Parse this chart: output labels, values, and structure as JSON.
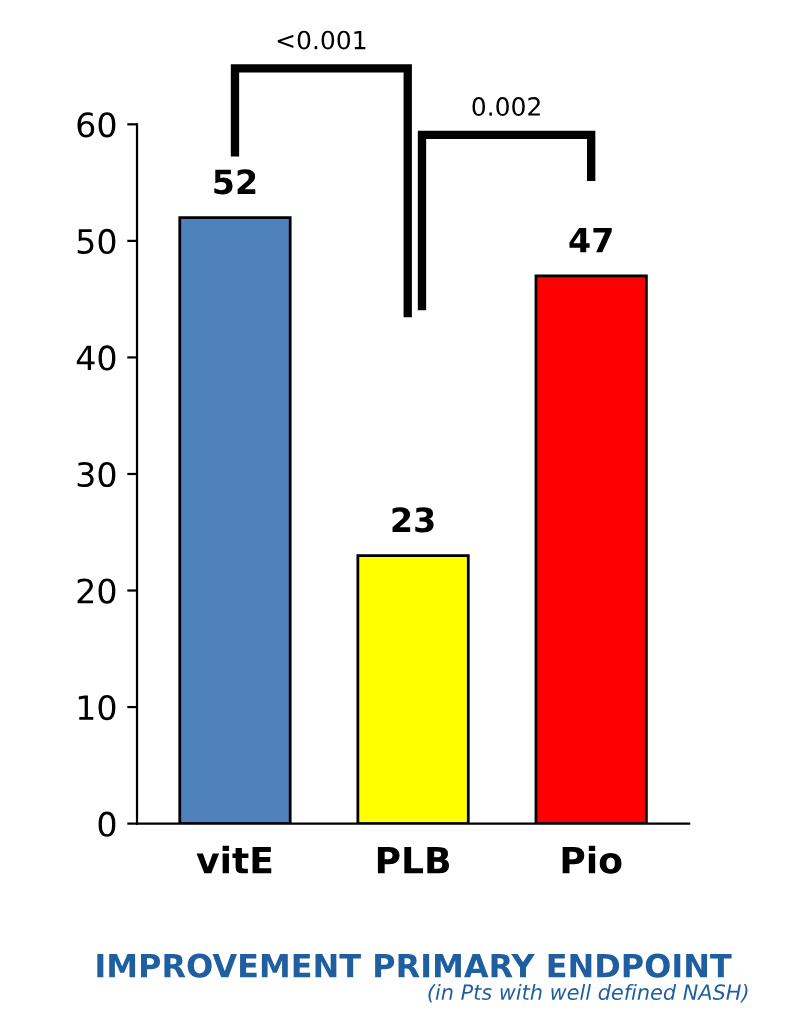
{
  "chart_data": {
    "type": "bar",
    "categories": [
      "vitE",
      "PLB",
      "Pio"
    ],
    "values": [
      52,
      23,
      47
    ],
    "colors": [
      "#4f81bd",
      "#ffff00",
      "#ff0000"
    ],
    "ylim": [
      0,
      60
    ],
    "yticks": [
      0,
      10,
      20,
      30,
      40,
      50,
      60
    ],
    "grid": false,
    "data_labels": true,
    "xlabel": "IMPROVEMENT PRIMARY ENDPOINT",
    "annotations": [
      "(in Pts with well defined NASH)",
      "<0.001",
      "0.002"
    ]
  }
}
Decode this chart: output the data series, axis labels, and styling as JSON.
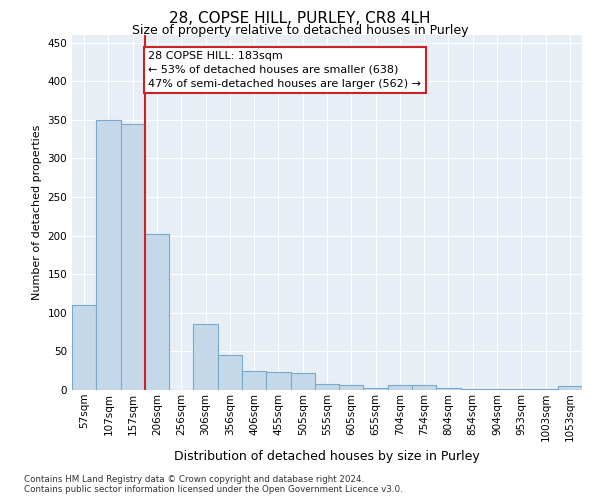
{
  "title": "28, COPSE HILL, PURLEY, CR8 4LH",
  "subtitle": "Size of property relative to detached houses in Purley",
  "xlabel": "Distribution of detached houses by size in Purley",
  "ylabel": "Number of detached properties",
  "categories": [
    "57sqm",
    "107sqm",
    "157sqm",
    "206sqm",
    "256sqm",
    "306sqm",
    "356sqm",
    "406sqm",
    "455sqm",
    "505sqm",
    "555sqm",
    "605sqm",
    "655sqm",
    "704sqm",
    "754sqm",
    "804sqm",
    "854sqm",
    "904sqm",
    "953sqm",
    "1003sqm",
    "1053sqm"
  ],
  "values": [
    110,
    350,
    345,
    202,
    0,
    85,
    46,
    25,
    23,
    22,
    8,
    7,
    3,
    7,
    7,
    2,
    1,
    1,
    1,
    1,
    5
  ],
  "bar_color": "#c5d8ea",
  "bar_edge_color": "#7aaac8",
  "bg_color": "#e8eef6",
  "grid_color": "#ffffff",
  "vline_x": 3.0,
  "vline_color": "#cc2222",
  "annotation_text": "28 COPSE HILL: 183sqm\n← 53% of detached houses are smaller (638)\n47% of semi-detached houses are larger (562) →",
  "annotation_box_color": "#ffffff",
  "annotation_box_edge_color": "#cc2222",
  "footer_text": "Contains HM Land Registry data © Crown copyright and database right 2024.\nContains public sector information licensed under the Open Government Licence v3.0.",
  "ylim": [
    0,
    460
  ],
  "yticks": [
    0,
    50,
    100,
    150,
    200,
    250,
    300,
    350,
    400,
    450
  ],
  "title_fontsize": 11,
  "subtitle_fontsize": 9,
  "ylabel_fontsize": 8,
  "xlabel_fontsize": 9,
  "tick_fontsize": 7.5
}
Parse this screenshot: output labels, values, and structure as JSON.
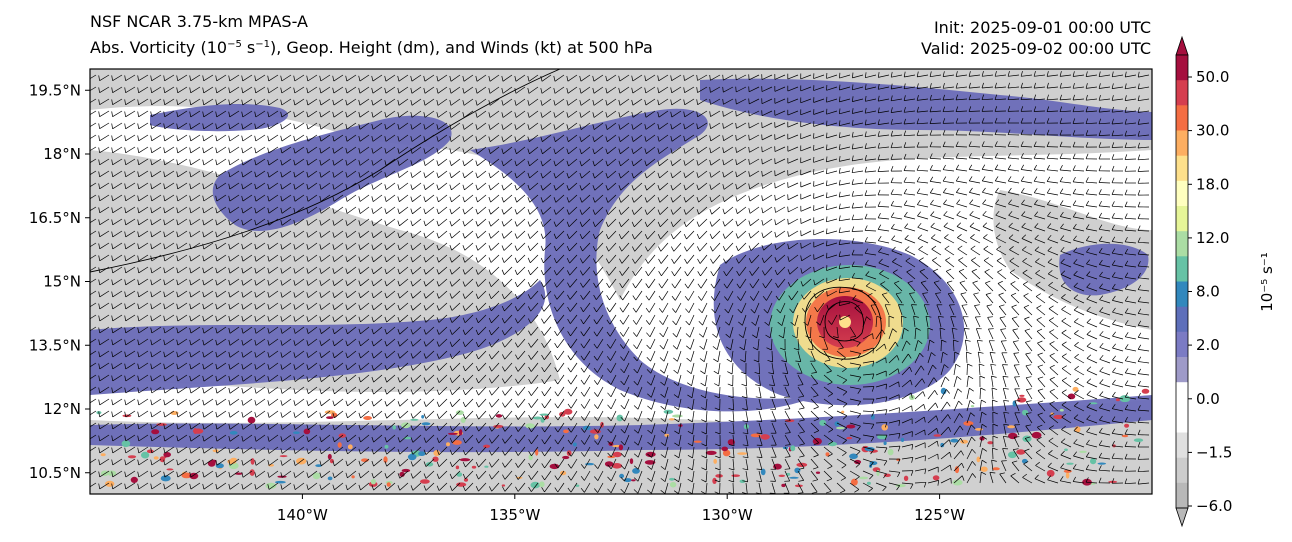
{
  "titles": {
    "left_line1": "NSF NCAR 3.75-km MPAS-A",
    "left_line2_pre": "Abs. Vorticity (10",
    "left_line2_exp1": "−5",
    "left_line2_mid": " s",
    "left_line2_exp2": "−1",
    "left_line2_post": "), Geop. Height (dm), and Winds (kt) at 500 hPa",
    "init": "Init: 2025-09-01 00:00 UTC",
    "valid": "Valid: 2025-09-02 00:00 UTC"
  },
  "map": {
    "lat_labels": [
      "19.5°N",
      "18°N",
      "16.5°N",
      "15°N",
      "13.5°N",
      "12°N",
      "10.5°N"
    ],
    "lat_values": [
      19.5,
      18,
      16.5,
      15,
      13.5,
      12,
      10.5
    ],
    "lat_range": [
      10.0,
      20.0
    ],
    "lon_labels": [
      "140°W",
      "135°W",
      "130°W",
      "125°W"
    ],
    "lon_values": [
      -140,
      -135,
      -130,
      -125
    ],
    "lon_range": [
      -145.0,
      -120.0
    ],
    "storm_center": {
      "lat": 14.0,
      "lon": -127.0
    }
  },
  "colorbar": {
    "tick_labels": [
      "50.0",
      "30.0",
      "18.0",
      "12.0",
      "8.0",
      "2.0",
      "0.0",
      "−1.5",
      "−6.0"
    ],
    "unit_label": "10⁻⁵ s⁻¹",
    "colors_top_to_bottom": [
      "#a50f3e",
      "#d53e4f",
      "#f46d43",
      "#fdae61",
      "#fee08b",
      "#ffffbf",
      "#e6f598",
      "#abdda4",
      "#66c2a5",
      "#3288bd",
      "#5e6fba",
      "#7b7bc4",
      "#9e9ac8",
      "#ffffff",
      "#ffffff",
      "#e0e0e0",
      "#cccccc",
      "#b8b8b8"
    ]
  }
}
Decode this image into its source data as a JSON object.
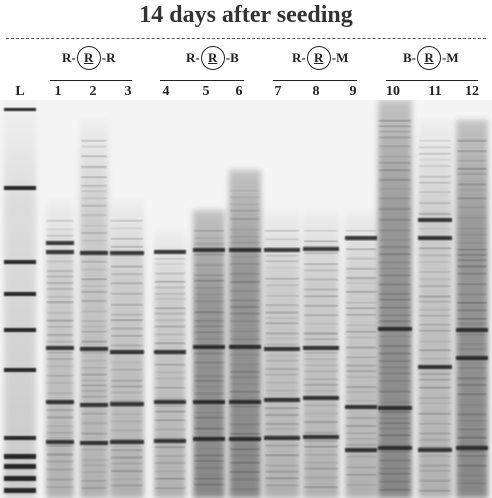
{
  "title": "14 days after seeding",
  "groups": [
    {
      "left": "R",
      "mid": "R",
      "right": "R"
    },
    {
      "left": "R",
      "mid": "R",
      "right": "B"
    },
    {
      "left": "R",
      "mid": "R",
      "right": "M"
    },
    {
      "left": "B",
      "mid": "R",
      "right": "M"
    }
  ],
  "lanes": [
    "L",
    "1",
    "2",
    "3",
    "4",
    "5",
    "6",
    "7",
    "8",
    "9",
    "10",
    "11",
    "12"
  ],
  "colors": {
    "gel_bg": "#f3f3f3",
    "band": "#1e1e1e",
    "ladder": "#2a2a2a"
  }
}
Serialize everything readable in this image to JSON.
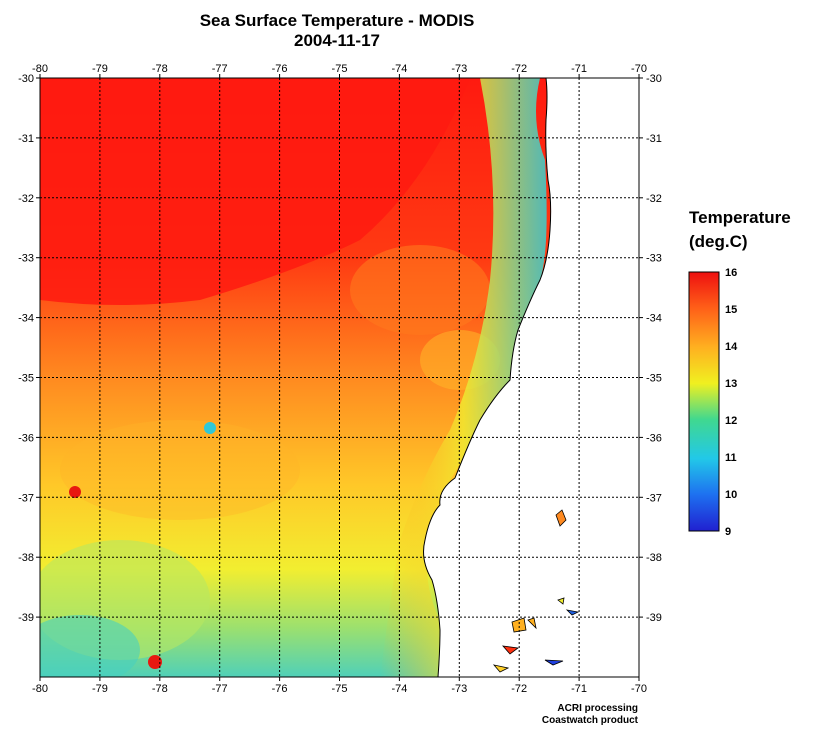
{
  "title": "Sea Surface Temperature - MODIS",
  "date": "2004-11-17",
  "map": {
    "lon_range": [
      -80,
      -70
    ],
    "lat_range": [
      -40,
      -30
    ],
    "lon_ticks": [
      "-80",
      "-79",
      "-78",
      "-77",
      "-76",
      "-75",
      "-74",
      "-73",
      "-72",
      "-71",
      "-70"
    ],
    "lat_ticks": [
      "-30",
      "-31",
      "-32",
      "-33",
      "-34",
      "-35",
      "-36",
      "-37",
      "-38",
      "-39"
    ],
    "grid": "dotted",
    "land_color": "#ffffff",
    "coastline_color": "#000000"
  },
  "legend": {
    "title_line1": "Temperature",
    "title_line2": "(deg.C)",
    "min": 9,
    "max": 16,
    "labels": [
      "16",
      "15",
      "14",
      "13",
      "12",
      "11",
      "10",
      "9"
    ],
    "colors": [
      "#2020d0",
      "#1e90ff",
      "#22c8e8",
      "#40d8a0",
      "#a8e040",
      "#f8f020",
      "#ffc020",
      "#ff8020",
      "#ff3010",
      "#ee1010"
    ]
  },
  "credits": {
    "line1": "ACRI processing",
    "line2": "Coastwatch product"
  }
}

INSTRUCTIONS FOR THE TASK:
Print every entry above again without changing a word, and omit the pictures.

WORKED ANSWER:
Parse this chart: output labels, values, and structure as JSON.
{
  "chart_data": {
    "type": "bar",
    "categories": [
      "vitE",
      "PLB",
      "Pio"
    ],
    "values": [
      52,
      23,
      47
    ],
    "colors": [
      "#4f81bd",
      "#ffff00",
      "#ff0000"
    ],
    "ylim": [
      0,
      60
    ],
    "yticks": [
      0,
      10,
      20,
      30,
      40,
      50,
      60
    ],
    "grid": false,
    "data_labels": true,
    "xlabel": "IMPROVEMENT PRIMARY ENDPOINT",
    "annotations": [
      "(in Pts with well defined NASH)",
      "<0.001",
      "0.002"
    ]
  }
}
Decode this chart: output the data series, axis labels, and styling as JSON.
{
  "title": "28, COPSE HILL, PURLEY, CR8 4LH",
  "subtitle": "Size of property relative to detached houses in Purley",
  "xlabel": "Distribution of detached houses by size in Purley",
  "ylabel": "Number of detached properties",
  "categories": [
    "57sqm",
    "107sqm",
    "157sqm",
    "206sqm",
    "256sqm",
    "306sqm",
    "356sqm",
    "406sqm",
    "455sqm",
    "505sqm",
    "555sqm",
    "605sqm",
    "655sqm",
    "704sqm",
    "754sqm",
    "804sqm",
    "854sqm",
    "904sqm",
    "953sqm",
    "1003sqm",
    "1053sqm"
  ],
  "values": [
    110,
    350,
    345,
    202,
    0,
    85,
    46,
    25,
    23,
    22,
    8,
    7,
    3,
    7,
    7,
    2,
    1,
    1,
    1,
    1,
    5
  ],
  "bar_color": "#c5d8ea",
  "bar_edge_color": "#7aaac8",
  "bg_color": "#e8eef6",
  "grid_color": "#ffffff",
  "vline_x": 3.0,
  "vline_color": "#cc2222",
  "annotation_text": "28 COPSE HILL: 183sqm\n← 53% of detached houses are smaller (638)\n47% of semi-detached houses are larger (562) →",
  "annotation_box_color": "#ffffff",
  "annotation_box_edge_color": "#cc2222",
  "footer_text": "Contains HM Land Registry data © Crown copyright and database right 2024.\nContains public sector information licensed under the Open Government Licence v3.0.",
  "ylim": [
    0,
    460
  ],
  "yticks": [
    0,
    50,
    100,
    150,
    200,
    250,
    300,
    350,
    400,
    450
  ],
  "title_fontsize": 11,
  "subtitle_fontsize": 9,
  "ylabel_fontsize": 8,
  "xlabel_fontsize": 9,
  "tick_fontsize": 7.5
}
Parse this screenshot: output labels, values, and structure as JSON.
{
  "titles": {
    "left_line1": "NSF NCAR 3.75-km MPAS-A",
    "left_line2_pre": "Abs. Vorticity (10",
    "left_line2_exp1": "−5",
    "left_line2_mid": " s",
    "left_line2_exp2": "−1",
    "left_line2_post": "), Geop. Height (dm), and Winds (kt) at 500 hPa",
    "init": "Init: 2025-09-01 00:00 UTC",
    "valid": "Valid: 2025-09-02 00:00 UTC"
  },
  "map": {
    "lat_labels": [
      "19.5°N",
      "18°N",
      "16.5°N",
      "15°N",
      "13.5°N",
      "12°N",
      "10.5°N"
    ],
    "lat_values": [
      19.5,
      18,
      16.5,
      15,
      13.5,
      12,
      10.5
    ],
    "lat_range": [
      10.0,
      20.0
    ],
    "lon_labels": [
      "140°W",
      "135°W",
      "130°W",
      "125°W"
    ],
    "lon_values": [
      -140,
      -135,
      -130,
      -125
    ],
    "lon_range": [
      -145.0,
      -120.0
    ],
    "storm_center": {
      "lat": 14.0,
      "lon": -127.0
    }
  },
  "colorbar": {
    "tick_labels": [
      "50.0",
      "30.0",
      "18.0",
      "12.0",
      "8.0",
      "2.0",
      "0.0",
      "−1.5",
      "−6.0"
    ],
    "unit_label": "10⁻⁵ s⁻¹",
    "colors_top_to_bottom": [
      "#a50f3e",
      "#d53e4f",
      "#f46d43",
      "#fdae61",
      "#fee08b",
      "#ffffbf",
      "#e6f598",
      "#abdda4",
      "#66c2a5",
      "#3288bd",
      "#5e6fba",
      "#7b7bc4",
      "#9e9ac8",
      "#ffffff",
      "#ffffff",
      "#e0e0e0",
      "#cccccc",
      "#b8b8b8"
    ]
  }
}
Decode this image into its source data as a JSON object.
{
  "title": "14 days after seeding",
  "groups": [
    {
      "left": "R",
      "mid": "R",
      "right": "R"
    },
    {
      "left": "R",
      "mid": "R",
      "right": "B"
    },
    {
      "left": "R",
      "mid": "R",
      "right": "M"
    },
    {
      "left": "B",
      "mid": "R",
      "right": "M"
    }
  ],
  "lanes": [
    "L",
    "1",
    "2",
    "3",
    "4",
    "5",
    "6",
    "7",
    "8",
    "9",
    "10",
    "11",
    "12"
  ],
  "colors": {
    "gel_bg": "#f3f3f3",
    "band": "#1e1e1e",
    "ladder": "#2a2a2a"
  }
}
Serialize everything readable in this image to JSON.
{
  "title": "Sea Surface Temperature - MODIS",
  "date": "2004-11-17",
  "map": {
    "lon_range": [
      -80,
      -70
    ],
    "lat_range": [
      -40,
      -30
    ],
    "lon_ticks": [
      "-80",
      "-79",
      "-78",
      "-77",
      "-76",
      "-75",
      "-74",
      "-73",
      "-72",
      "-71",
      "-70"
    ],
    "lat_ticks": [
      "-30",
      "-31",
      "-32",
      "-33",
      "-34",
      "-35",
      "-36",
      "-37",
      "-38",
      "-39"
    ],
    "grid": "dotted",
    "land_color": "#ffffff",
    "coastline_color": "#000000"
  },
  "legend": {
    "title_line1": "Temperature",
    "title_line2": "(deg.C)",
    "min": 9,
    "max": 16,
    "labels": [
      "16",
      "15",
      "14",
      "13",
      "12",
      "11",
      "10",
      "9"
    ],
    "colors": [
      "#2020d0",
      "#1e90ff",
      "#22c8e8",
      "#40d8a0",
      "#a8e040",
      "#f8f020",
      "#ffc020",
      "#ff8020",
      "#ff3010",
      "#ee1010"
    ]
  },
  "credits": {
    "line1": "ACRI processing",
    "line2": "Coastwatch product"
  }
}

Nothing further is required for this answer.